_AVAILABLE DATA:_
───
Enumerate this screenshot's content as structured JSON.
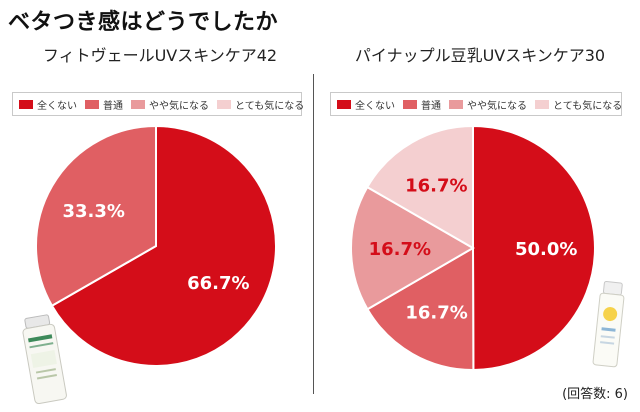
{
  "page_title": "ベタつき感はどうでしたか",
  "colors": {
    "全く無い": "#d40d19",
    "普通": "#e05f63",
    "やや気になる": "#e99a9c",
    "とても気になる": "#f4cfd0"
  },
  "chart_data": [
    {
      "type": "pie",
      "title": "フィトヴェールUVスキンケア42",
      "legend_position": "top",
      "legend": [
        "全くない",
        "普通",
        "やや気になる",
        "とても気になる"
      ],
      "slices": [
        {
          "label": "全くない",
          "value": 66.7,
          "display": "66.7%"
        },
        {
          "label": "普通",
          "value": 33.3,
          "display": "33.3%"
        }
      ]
    },
    {
      "type": "pie",
      "title": "パイナップル豆乳UVスキンケア30",
      "legend_position": "top",
      "legend": [
        "全くない",
        "普通",
        "やや気になる",
        "とても気になる"
      ],
      "slices": [
        {
          "label": "全くない",
          "value": 50.0,
          "display": "50.0%"
        },
        {
          "label": "普通",
          "value": 16.7,
          "display": "16.7%"
        },
        {
          "label": "やや気になる",
          "value": 16.7,
          "display": "16.7%"
        },
        {
          "label": "とても気になる",
          "value": 16.7,
          "display": "16.7%"
        }
      ]
    }
  ],
  "response_count_note": "(回答数: 6)"
}
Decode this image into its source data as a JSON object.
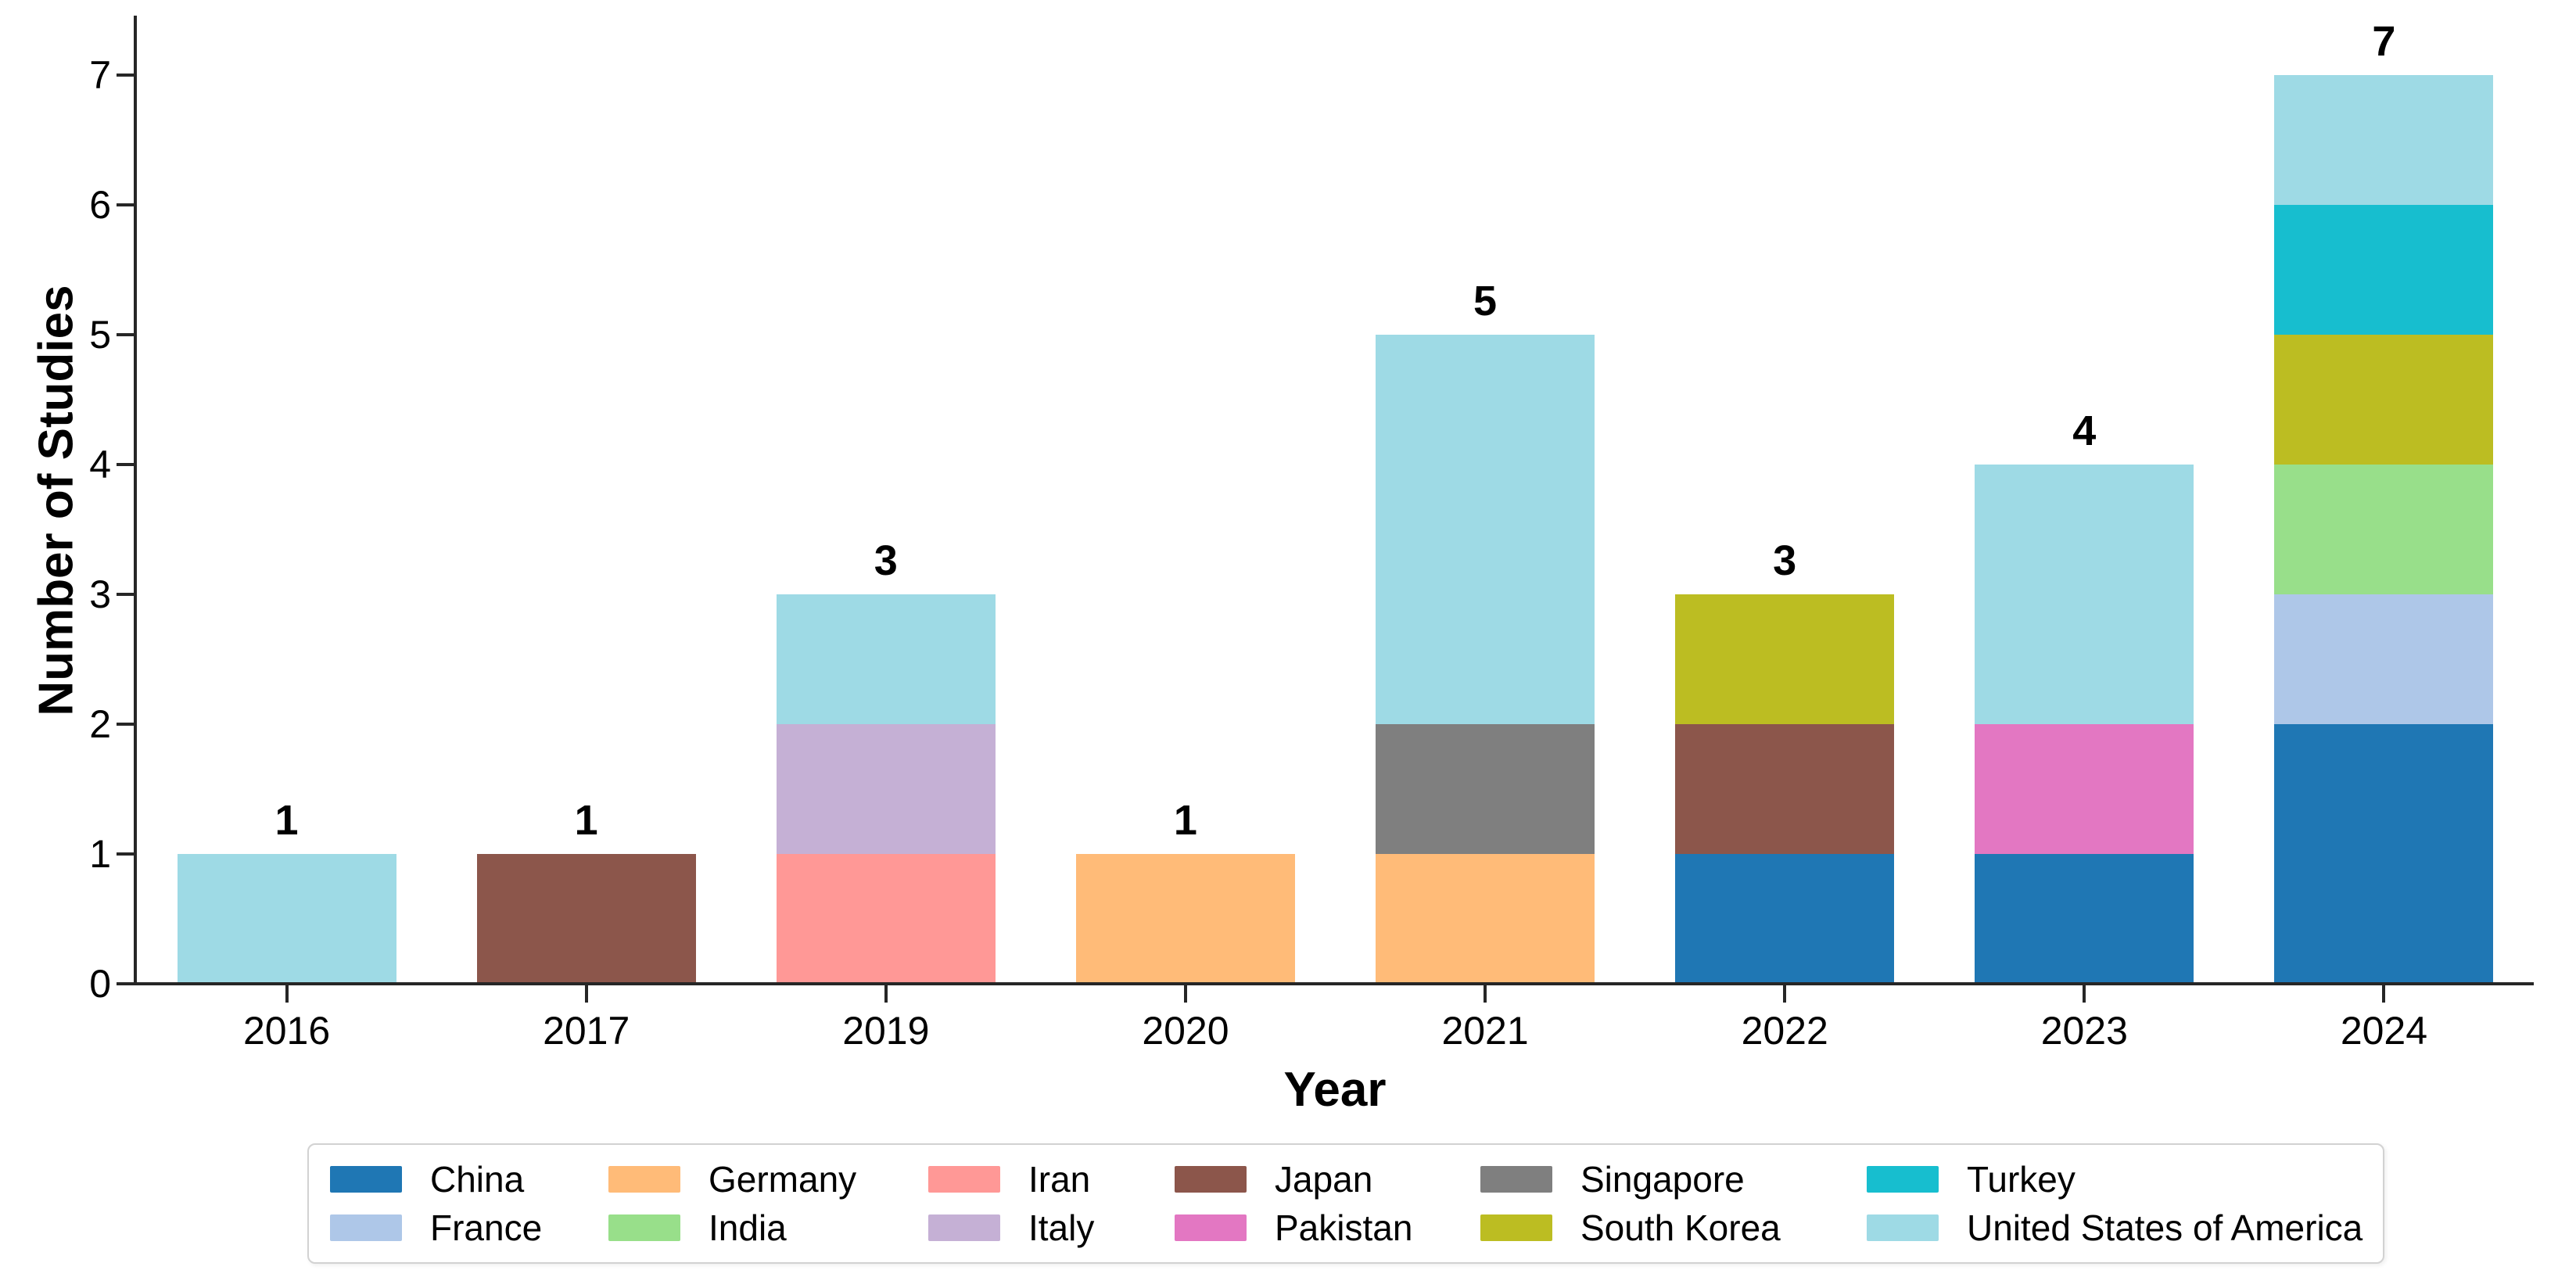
{
  "figure": {
    "xlabel": "Year",
    "ylabel": "Number of Studies"
  },
  "chart_data": {
    "type": "bar",
    "stacked": true,
    "title": "",
    "xlabel": "Year",
    "ylabel": "Number of Studies",
    "categories": [
      "2016",
      "2017",
      "2019",
      "2020",
      "2021",
      "2022",
      "2023",
      "2024"
    ],
    "series": [
      {
        "name": "China",
        "color": "#1f77b4",
        "values": [
          0,
          0,
          0,
          0,
          0,
          1,
          1,
          2
        ]
      },
      {
        "name": "France",
        "color": "#aec7e8",
        "values": [
          0,
          0,
          0,
          0,
          0,
          0,
          0,
          1
        ]
      },
      {
        "name": "Germany",
        "color": "#ffbb78",
        "values": [
          0,
          0,
          0,
          1,
          1,
          0,
          0,
          0
        ]
      },
      {
        "name": "India",
        "color": "#98df8a",
        "values": [
          0,
          0,
          0,
          0,
          0,
          0,
          0,
          1
        ]
      },
      {
        "name": "Iran",
        "color": "#ff9896",
        "values": [
          0,
          0,
          1,
          0,
          0,
          0,
          0,
          0
        ]
      },
      {
        "name": "Italy",
        "color": "#c5b0d5",
        "values": [
          0,
          0,
          1,
          0,
          0,
          0,
          0,
          0
        ]
      },
      {
        "name": "Japan",
        "color": "#8c564b",
        "values": [
          0,
          1,
          0,
          0,
          0,
          1,
          0,
          0
        ]
      },
      {
        "name": "Pakistan",
        "color": "#e377c2",
        "values": [
          0,
          0,
          0,
          0,
          0,
          0,
          1,
          0
        ]
      },
      {
        "name": "Singapore",
        "color": "#7f7f7f",
        "values": [
          0,
          0,
          0,
          0,
          1,
          0,
          0,
          0
        ]
      },
      {
        "name": "South Korea",
        "color": "#bcbd22",
        "values": [
          0,
          0,
          0,
          0,
          0,
          1,
          0,
          1
        ]
      },
      {
        "name": "Turkey",
        "color": "#17becf",
        "values": [
          0,
          0,
          0,
          0,
          0,
          0,
          0,
          1
        ]
      },
      {
        "name": "United States of America",
        "color": "#9edae5",
        "values": [
          1,
          0,
          1,
          0,
          3,
          0,
          2,
          1
        ]
      }
    ],
    "bar_totals": [
      1,
      1,
      3,
      1,
      5,
      3,
      4,
      7
    ],
    "yticks": [
      0,
      1,
      2,
      3,
      4,
      5,
      6,
      7
    ],
    "ylim": [
      0,
      7.45
    ],
    "grid": false,
    "legend_position": "bottom",
    "legend_columns": 6,
    "legend_rows": [
      [
        "China",
        "Germany",
        "Iran",
        "Japan",
        "Singapore",
        "Turkey"
      ],
      [
        "France",
        "India",
        "Italy",
        "Pakistan",
        "South Korea",
        "United States of America"
      ]
    ]
  }
}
───
_WHAT IS REQUIRED:_
Only lines with the string "Number" belong in your answer; copy each one.

_EXERCISE OUTPUT:_
    "ylabel": "Number of Studies"
    "ylabel": "Number of Studies",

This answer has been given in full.